| MATERIAL PROVIDED |
* Start *

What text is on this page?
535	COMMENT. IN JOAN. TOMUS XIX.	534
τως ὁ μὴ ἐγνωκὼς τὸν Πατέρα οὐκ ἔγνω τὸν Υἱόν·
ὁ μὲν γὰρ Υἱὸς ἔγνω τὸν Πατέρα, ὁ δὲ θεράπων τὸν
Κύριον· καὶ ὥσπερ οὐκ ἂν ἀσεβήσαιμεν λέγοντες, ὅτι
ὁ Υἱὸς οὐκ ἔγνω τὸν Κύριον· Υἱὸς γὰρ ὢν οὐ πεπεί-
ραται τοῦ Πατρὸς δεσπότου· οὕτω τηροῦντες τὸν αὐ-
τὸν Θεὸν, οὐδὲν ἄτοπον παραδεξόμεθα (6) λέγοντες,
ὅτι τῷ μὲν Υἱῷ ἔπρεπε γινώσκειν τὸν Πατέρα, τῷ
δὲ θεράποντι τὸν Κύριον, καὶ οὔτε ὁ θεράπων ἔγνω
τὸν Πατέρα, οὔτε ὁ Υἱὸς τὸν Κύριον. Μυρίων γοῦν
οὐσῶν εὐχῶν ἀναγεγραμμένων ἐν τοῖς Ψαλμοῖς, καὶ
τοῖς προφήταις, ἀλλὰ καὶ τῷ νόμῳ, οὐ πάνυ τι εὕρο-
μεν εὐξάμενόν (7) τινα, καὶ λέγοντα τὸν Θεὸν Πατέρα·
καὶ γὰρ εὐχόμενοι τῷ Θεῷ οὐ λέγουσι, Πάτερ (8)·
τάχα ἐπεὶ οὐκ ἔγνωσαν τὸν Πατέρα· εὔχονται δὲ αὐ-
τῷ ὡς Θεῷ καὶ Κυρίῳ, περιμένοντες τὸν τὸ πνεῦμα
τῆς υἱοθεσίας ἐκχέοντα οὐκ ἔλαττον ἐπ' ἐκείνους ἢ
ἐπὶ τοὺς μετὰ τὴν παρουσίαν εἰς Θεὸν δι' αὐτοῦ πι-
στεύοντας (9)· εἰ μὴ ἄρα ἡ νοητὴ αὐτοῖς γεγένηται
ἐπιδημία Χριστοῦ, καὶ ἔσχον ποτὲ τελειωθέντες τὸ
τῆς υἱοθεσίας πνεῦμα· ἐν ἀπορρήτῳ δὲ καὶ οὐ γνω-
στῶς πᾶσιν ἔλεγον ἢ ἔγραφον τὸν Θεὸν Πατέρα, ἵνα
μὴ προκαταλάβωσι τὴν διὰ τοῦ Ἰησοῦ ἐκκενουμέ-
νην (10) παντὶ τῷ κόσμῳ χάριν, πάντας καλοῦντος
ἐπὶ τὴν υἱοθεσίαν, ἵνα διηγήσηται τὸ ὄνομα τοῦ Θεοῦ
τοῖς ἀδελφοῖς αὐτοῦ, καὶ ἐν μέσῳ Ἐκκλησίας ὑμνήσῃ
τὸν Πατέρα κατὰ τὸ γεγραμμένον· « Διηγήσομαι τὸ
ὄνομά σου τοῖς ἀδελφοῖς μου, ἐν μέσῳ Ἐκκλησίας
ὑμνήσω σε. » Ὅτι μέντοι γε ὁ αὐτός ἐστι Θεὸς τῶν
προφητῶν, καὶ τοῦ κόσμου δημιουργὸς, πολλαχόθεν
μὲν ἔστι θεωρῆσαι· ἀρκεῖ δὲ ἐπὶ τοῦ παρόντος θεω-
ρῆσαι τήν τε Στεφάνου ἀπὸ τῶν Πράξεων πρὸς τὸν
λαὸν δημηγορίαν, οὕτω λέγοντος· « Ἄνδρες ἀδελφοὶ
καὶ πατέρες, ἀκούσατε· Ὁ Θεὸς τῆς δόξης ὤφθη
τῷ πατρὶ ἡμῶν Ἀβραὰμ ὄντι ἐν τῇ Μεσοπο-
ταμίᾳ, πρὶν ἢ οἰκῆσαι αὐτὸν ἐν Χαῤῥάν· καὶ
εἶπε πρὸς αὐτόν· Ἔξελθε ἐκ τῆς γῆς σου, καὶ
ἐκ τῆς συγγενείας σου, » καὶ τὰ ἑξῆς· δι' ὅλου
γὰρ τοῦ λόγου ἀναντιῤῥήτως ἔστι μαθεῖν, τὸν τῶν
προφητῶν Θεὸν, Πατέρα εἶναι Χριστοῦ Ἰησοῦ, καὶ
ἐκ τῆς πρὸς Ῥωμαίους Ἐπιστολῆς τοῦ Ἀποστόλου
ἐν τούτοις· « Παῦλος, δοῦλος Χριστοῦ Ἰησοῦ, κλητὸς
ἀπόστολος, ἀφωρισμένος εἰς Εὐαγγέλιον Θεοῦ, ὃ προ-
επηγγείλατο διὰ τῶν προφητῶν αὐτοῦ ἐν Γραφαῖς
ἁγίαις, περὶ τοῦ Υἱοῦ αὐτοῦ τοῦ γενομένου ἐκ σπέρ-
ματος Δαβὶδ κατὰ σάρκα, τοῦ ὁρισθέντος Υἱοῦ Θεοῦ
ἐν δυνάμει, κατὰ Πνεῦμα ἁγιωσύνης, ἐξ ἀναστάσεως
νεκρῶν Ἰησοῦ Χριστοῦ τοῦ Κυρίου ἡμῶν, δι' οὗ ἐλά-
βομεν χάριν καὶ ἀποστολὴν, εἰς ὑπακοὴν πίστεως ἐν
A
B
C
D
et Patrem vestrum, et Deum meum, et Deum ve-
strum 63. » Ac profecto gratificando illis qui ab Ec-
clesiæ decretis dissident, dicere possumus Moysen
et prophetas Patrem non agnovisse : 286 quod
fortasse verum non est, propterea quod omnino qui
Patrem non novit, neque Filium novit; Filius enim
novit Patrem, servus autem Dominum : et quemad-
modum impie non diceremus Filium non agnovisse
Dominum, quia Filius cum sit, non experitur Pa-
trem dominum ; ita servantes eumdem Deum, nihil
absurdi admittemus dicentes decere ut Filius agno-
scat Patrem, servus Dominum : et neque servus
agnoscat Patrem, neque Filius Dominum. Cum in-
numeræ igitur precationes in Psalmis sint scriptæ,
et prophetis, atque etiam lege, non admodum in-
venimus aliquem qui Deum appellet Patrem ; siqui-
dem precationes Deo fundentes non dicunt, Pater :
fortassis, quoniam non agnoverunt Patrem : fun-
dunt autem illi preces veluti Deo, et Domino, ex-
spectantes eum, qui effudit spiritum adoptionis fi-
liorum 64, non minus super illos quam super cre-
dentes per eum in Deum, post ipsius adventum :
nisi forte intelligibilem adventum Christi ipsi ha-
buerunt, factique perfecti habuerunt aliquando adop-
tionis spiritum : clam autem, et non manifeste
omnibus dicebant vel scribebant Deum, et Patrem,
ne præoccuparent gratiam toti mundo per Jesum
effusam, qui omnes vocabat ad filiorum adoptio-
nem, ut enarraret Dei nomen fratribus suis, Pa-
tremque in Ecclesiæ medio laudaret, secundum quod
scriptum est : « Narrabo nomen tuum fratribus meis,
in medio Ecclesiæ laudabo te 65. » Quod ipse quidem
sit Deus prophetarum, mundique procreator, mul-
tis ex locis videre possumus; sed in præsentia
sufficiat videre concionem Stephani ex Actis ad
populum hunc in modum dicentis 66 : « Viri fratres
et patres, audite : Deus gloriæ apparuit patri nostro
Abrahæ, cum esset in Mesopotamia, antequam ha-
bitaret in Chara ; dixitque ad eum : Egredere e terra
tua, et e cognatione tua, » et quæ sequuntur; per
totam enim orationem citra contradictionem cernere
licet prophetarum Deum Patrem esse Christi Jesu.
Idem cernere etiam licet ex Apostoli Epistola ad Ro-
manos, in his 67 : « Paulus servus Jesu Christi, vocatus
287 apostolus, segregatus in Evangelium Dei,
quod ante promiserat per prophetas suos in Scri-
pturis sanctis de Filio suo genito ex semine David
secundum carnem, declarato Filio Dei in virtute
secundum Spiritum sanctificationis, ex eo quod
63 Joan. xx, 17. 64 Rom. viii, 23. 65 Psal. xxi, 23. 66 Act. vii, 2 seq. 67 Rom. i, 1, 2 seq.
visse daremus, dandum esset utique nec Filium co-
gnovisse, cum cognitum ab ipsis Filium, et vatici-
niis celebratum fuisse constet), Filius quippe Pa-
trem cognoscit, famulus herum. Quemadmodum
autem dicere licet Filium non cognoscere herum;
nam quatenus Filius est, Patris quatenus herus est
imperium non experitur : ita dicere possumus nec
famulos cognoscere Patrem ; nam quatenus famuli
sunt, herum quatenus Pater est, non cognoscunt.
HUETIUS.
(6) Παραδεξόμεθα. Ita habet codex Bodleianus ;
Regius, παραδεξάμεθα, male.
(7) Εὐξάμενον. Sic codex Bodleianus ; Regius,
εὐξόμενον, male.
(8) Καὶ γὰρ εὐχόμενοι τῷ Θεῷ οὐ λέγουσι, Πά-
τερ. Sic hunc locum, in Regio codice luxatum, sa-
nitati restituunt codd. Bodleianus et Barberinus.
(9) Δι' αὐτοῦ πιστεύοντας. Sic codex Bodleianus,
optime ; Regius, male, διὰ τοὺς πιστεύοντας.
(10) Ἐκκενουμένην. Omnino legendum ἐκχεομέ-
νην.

* End *

| TASK OBJECTIVE |
Work out the number of lines in this listing that include the word "Ἐκκλησίας". Reply with that number only.

| RESULT |
2